- [BEREITGESTELLTER TEXT]:
──────────

Psychologe Ahmad Mansour im Interview: Unterdrückung im Namen der Ehre
Der Mord an einer Afghanin in Berlin wirft Fragen auf. Ein Gespräch mit Psychologe Mansour über patriarchale Strukturen.
Ahmad Mansour ist Psychologe und Autor. Er beschäftigt sich mit Projekten und Initiativen gegen Radikalisierung, Unterdrückung im Namen der Ehre und Antisemitismus in der islamischen Gemeinschaft. Ahmad Mansour ist ein deutsch-israelischer Psychologe und Autor. Die von ihm gegründete Initiative Mind Prevention realisiert Projekte zur Förderung der Demokratie, gegen Extremismus, religiösen Fundamentalismus, Antisemitismus und Unterdrückung im Namen der Ehre. Zu diesen Themen hat der Islamismus-Experte mehrere Bestseller geschrieben, darunter „Klartext zur Integration“ (2018) und „Generation Allah“ (2015).
Herr Mansour, in Berlin stehen zwei Brüder aus Afghanistan im Verdacht, ihre Schwester ermordet zu haben, weil sie deren westliche Lebensweise nicht toleriert hätten. Unterstellt, der Verdacht bestätigt sich: Woher kommt dieser Hass auf die westliche Lebensweise. Es wäre ja nicht der erste Ehrenmord.
Vorab erstmal: Der so genannte Ehrenmord ist in Deutschland leider nicht selten. Ich habe jahrelang mit der Polizei in Berlin zusammen gearbeitet, deshalb weiß ich das. Und wenn man sich die bundesweite Lage anschaut, dann weiß man, dass es jährlich mehrere dieser Morde aus verletzter Ehre gibt.

──────────

- [BEREITGESTELLTE DATEN]:
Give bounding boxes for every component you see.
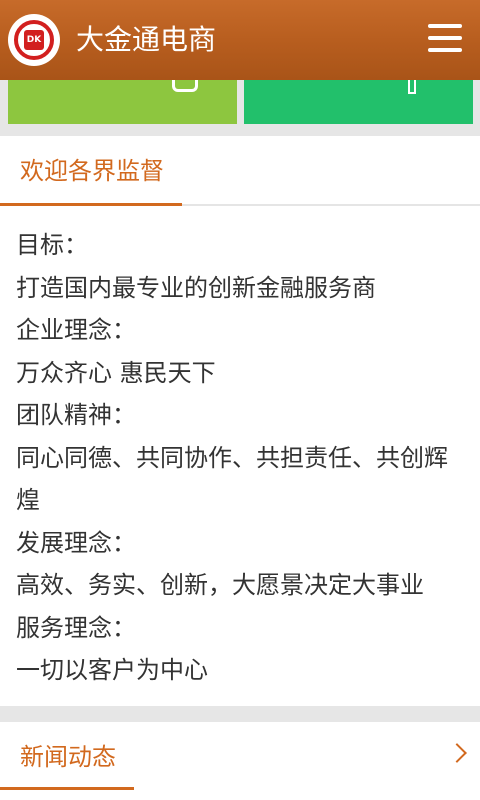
about-section-title: 欢迎各界监督 bbox=[20, 157, 164, 185]
app-title: 大金通电商 bbox=[76, 23, 217, 56]
app-logo[interactable]: DK bbox=[8, 14, 60, 66]
about-line: 目标： bbox=[16, 231, 88, 259]
news-section[interactable]: 新闻动态 bbox=[0, 722, 480, 800]
section-underline bbox=[0, 787, 134, 790]
menu-line bbox=[428, 24, 462, 28]
about-line: 一切以客户为中心 bbox=[16, 656, 208, 684]
about-line: 打造国内最专业的创新金融服务商 bbox=[16, 273, 376, 302]
logo-emblem: DK bbox=[14, 20, 54, 60]
cup-icon bbox=[172, 80, 198, 92]
hamburger-menu-icon[interactable] bbox=[428, 24, 462, 52]
menu-line bbox=[428, 36, 462, 40]
about-line: 高效、务实、创新，大愿景决定大事业 bbox=[16, 571, 424, 599]
about-line: 服务理念： bbox=[16, 613, 136, 642]
about-line: 万众齐心 惠民天下 bbox=[16, 358, 216, 387]
phone-icon bbox=[408, 80, 416, 94]
feature-tile-right[interactable] bbox=[244, 80, 473, 124]
app-header: DK 大金通电商 bbox=[0, 0, 480, 80]
about-section-header: 欢迎各界监督 bbox=[0, 136, 480, 206]
feature-tile-left[interactable] bbox=[8, 80, 237, 124]
about-line: 企业理念： bbox=[16, 316, 136, 344]
feature-tiles bbox=[0, 80, 480, 136]
about-line: 团队精神： bbox=[16, 401, 136, 429]
news-section-header: 新闻动态 bbox=[0, 722, 480, 790]
about-line: 发展理念： bbox=[16, 528, 136, 557]
logo-mark: DK bbox=[24, 30, 44, 50]
about-line: 同心同德、共同协作、共担责任、共创辉煌 bbox=[16, 443, 448, 515]
news-section-title: 新闻动态 bbox=[20, 743, 116, 771]
menu-line bbox=[428, 48, 462, 52]
about-body: 目标： 打造国内最专业的创新金融服务商 企业理念： 万众齐心 惠民天下 团队精神… bbox=[0, 206, 480, 692]
about-section: 欢迎各界监督 目标： 打造国内最专业的创新金融服务商 企业理念： 万众齐心 惠民… bbox=[0, 136, 480, 706]
section-underline bbox=[0, 203, 182, 206]
chevron-right-icon[interactable] bbox=[447, 743, 467, 763]
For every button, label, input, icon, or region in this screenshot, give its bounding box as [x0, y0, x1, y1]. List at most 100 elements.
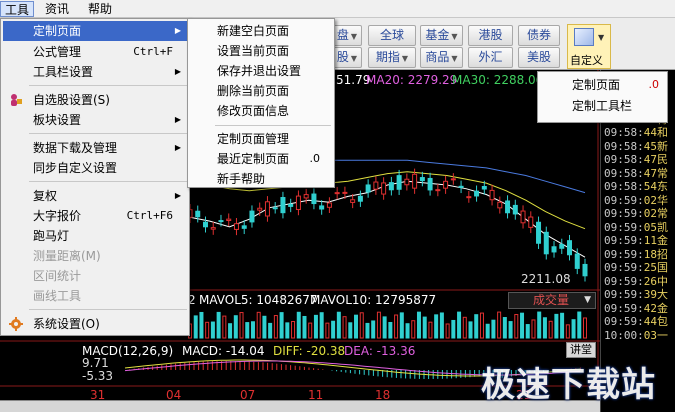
- tick-stock-name: 02常: [643, 207, 668, 220]
- fund-dropdown-button[interactable]: 基金 ▼: [420, 25, 463, 46]
- menu-item-custom-page[interactable]: 定制页面 ▶: [3, 21, 187, 41]
- volume-bar: [331, 320, 336, 339]
- stock-dropdown-button[interactable]: 股 ▼: [332, 47, 362, 68]
- menu-item-watchlist-settings[interactable]: 自选股设置(S): [3, 90, 187, 110]
- candle-body: [559, 243, 565, 249]
- dropdown-item-custom-toolbar[interactable]: 定制工具栏: [540, 96, 665, 116]
- tick-row[interactable]: 09:58:45新: [604, 140, 668, 153]
- tick-row[interactable]: 10:00:03一: [604, 329, 668, 342]
- volume-bar: [216, 311, 221, 339]
- menu-item-big-quote[interactable]: 大字报价 Ctrl+F6: [3, 206, 187, 226]
- volume-bar: [228, 323, 233, 339]
- tick-row[interactable]: 09:58:47常: [604, 167, 668, 180]
- tick-row[interactable]: 09:59:11金: [604, 234, 668, 247]
- tick-row[interactable]: 09:59:44包: [604, 315, 668, 328]
- candle-body: [365, 184, 371, 193]
- tick-row[interactable]: 09:59:18招: [604, 248, 668, 261]
- candle-body: [373, 181, 379, 190]
- menu-item-toolbar-settings[interactable]: 工具栏设置 ▶: [3, 62, 187, 82]
- volume-bar: [371, 320, 376, 339]
- volume-bar: [416, 311, 421, 339]
- tick-row[interactable]: 09:59:05凯: [604, 221, 668, 234]
- menu-item-marquee[interactable]: 跑马灯: [3, 226, 187, 246]
- volume-bar: [268, 322, 273, 339]
- custom-page-submenu: 新建空白页面 设置当前页面 保存并退出设置 删除当前页面 修改页面信息 定制页面…: [187, 18, 335, 188]
- tick-row[interactable]: 09:59:42金: [604, 302, 668, 315]
- candle-body: [528, 216, 534, 228]
- candle-body: [489, 189, 495, 201]
- global-button[interactable]: 全球: [368, 25, 416, 46]
- tick-stock-name: 39大: [643, 288, 668, 301]
- ma-line-ma-short: [189, 180, 586, 258]
- tick-time: 09:58:: [604, 166, 644, 180]
- volume-bar: [210, 321, 215, 339]
- submenu-item-delete-page[interactable]: 删除当前页面: [190, 81, 332, 101]
- menu-item-sector-settings[interactable]: 板块设置 ▶: [3, 110, 187, 130]
- us-stock-button[interactable]: 美股: [518, 47, 560, 68]
- submenu-item-set-current-page[interactable]: 设置当前页面: [190, 41, 332, 61]
- candle-body: [419, 177, 425, 182]
- submenu-item-recent-pages[interactable]: 最近定制页面 .0: [190, 149, 332, 169]
- menu-item-sync-settings[interactable]: 同步自定义设置: [3, 158, 187, 178]
- volume-bar: [554, 313, 559, 339]
- tick-row[interactable]: 09:59:25国: [604, 261, 668, 274]
- bond-button[interactable]: 债券: [518, 25, 560, 46]
- menu-item-formula-manager[interactable]: 公式管理 Ctrl+F: [3, 42, 187, 62]
- commodity-dropdown-button[interactable]: 商品 ▼: [420, 47, 463, 68]
- volume-bar: [394, 314, 399, 339]
- tick-row[interactable]: 09:58:54东: [604, 180, 668, 193]
- submenu-item-edit-page-info[interactable]: 修改页面信息: [190, 101, 332, 121]
- menu-tools[interactable]: 工具: [0, 1, 35, 17]
- index-futures-dropdown-button[interactable]: 期指 ▼: [368, 47, 416, 68]
- candle-body: [295, 195, 301, 211]
- candle-body: [396, 175, 402, 190]
- menu-item-price-adjust[interactable]: 复权 ▶: [3, 186, 187, 206]
- volume-bar: [479, 312, 484, 339]
- customize-label: 自定义: [570, 54, 603, 67]
- tick-row[interactable]: 09:58:44和: [604, 126, 668, 139]
- candle-body: [280, 197, 286, 214]
- hk-stock-button[interactable]: 港股: [468, 25, 513, 46]
- mavol10-label: MAVOL10: 12795877: [310, 293, 437, 307]
- volume-bar: [583, 317, 587, 339]
- menu-separator: [215, 125, 331, 126]
- forex-button[interactable]: 外汇: [468, 47, 513, 68]
- customize-dropdown: 定制页面 .0 定制工具栏: [537, 71, 668, 123]
- candle-body: [264, 201, 270, 217]
- candle-body: [582, 263, 588, 277]
- tick-row[interactable]: 09:59:02常: [604, 207, 668, 220]
- tick-stock-name: 44和: [643, 126, 668, 139]
- tick-time: 09:59:: [604, 315, 644, 328]
- indicator-select[interactable]: 成交量 ▼: [508, 292, 596, 309]
- market-dropdown-button[interactable]: 盘 ▼: [332, 25, 362, 46]
- tick-row[interactable]: 09:59:26中: [604, 275, 668, 288]
- menu-item-system-settings[interactable]: 系统设置(O): [3, 314, 187, 334]
- menu-item-range-stats[interactable]: 区间统计: [3, 266, 187, 286]
- menu-news[interactable]: 资讯: [41, 1, 73, 17]
- submenu-item-save-exit[interactable]: 保存并退出设置: [190, 61, 332, 81]
- tick-stock-name: 47民: [643, 153, 668, 166]
- candle-body: [435, 189, 441, 192]
- menu-item-data-download[interactable]: 数据下载及管理 ▶: [3, 138, 187, 158]
- submenu-item-page-manager[interactable]: 定制页面管理: [190, 129, 332, 149]
- volume-bar: [342, 316, 347, 339]
- tick-row[interactable]: 09:59:02华: [604, 194, 668, 207]
- candle-body: [334, 192, 340, 195]
- candle-body: [450, 178, 456, 181]
- volume-bar: [205, 321, 210, 339]
- menu-separator: [29, 181, 187, 182]
- lecture-button[interactable]: 讲堂: [566, 342, 596, 358]
- candle-body: [326, 202, 332, 208]
- customize-button[interactable]: ▼ 自定义: [567, 24, 611, 69]
- dropdown-item-custom-page[interactable]: 定制页面 .0: [540, 75, 665, 95]
- tick-row[interactable]: 09:59:39大: [604, 288, 668, 301]
- tick-row[interactable]: 09:58:47民: [604, 153, 668, 166]
- menu-help[interactable]: 帮助: [84, 1, 116, 17]
- submenu-item-new-page[interactable]: 新建空白页面: [190, 21, 332, 41]
- tick-stock-name: 11金: [643, 234, 668, 247]
- submenu-item-beginner-help[interactable]: 新手帮助: [190, 169, 332, 189]
- candle-body: [567, 240, 573, 256]
- menu-item-measure-distance[interactable]: 测量距离(M): [3, 246, 187, 266]
- volume-bar: [525, 324, 530, 339]
- menu-item-drawing-tools[interactable]: 画线工具: [3, 286, 187, 306]
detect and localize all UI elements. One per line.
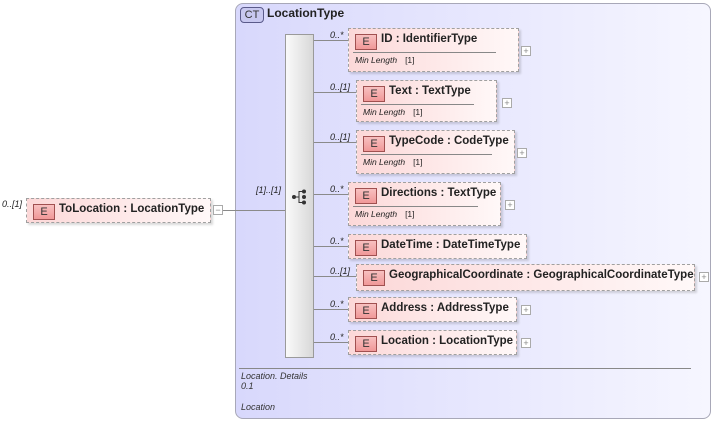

──────────

- [AUFGABENSTELLUNG]:
Beantworten Sie die folgenden Fragen anhand des Interviews mit Ahmad Mansour.
(a) Welche Initiative hat Ahmad Mansour gegründet?
(b) Aus welchem Land stammen die beiden Brüder, die in Berlin unter Verdacht stehen?
(c) Mit wem hat Ahmad Mansour nach eigener Aussage jahrelang in Berlin zusammengearbeitet?

- [ERGEBNIS DER AUFGABE]:
(a) Mind Prevention
(b) Aus Afghanistan
(c) Mit der Polizei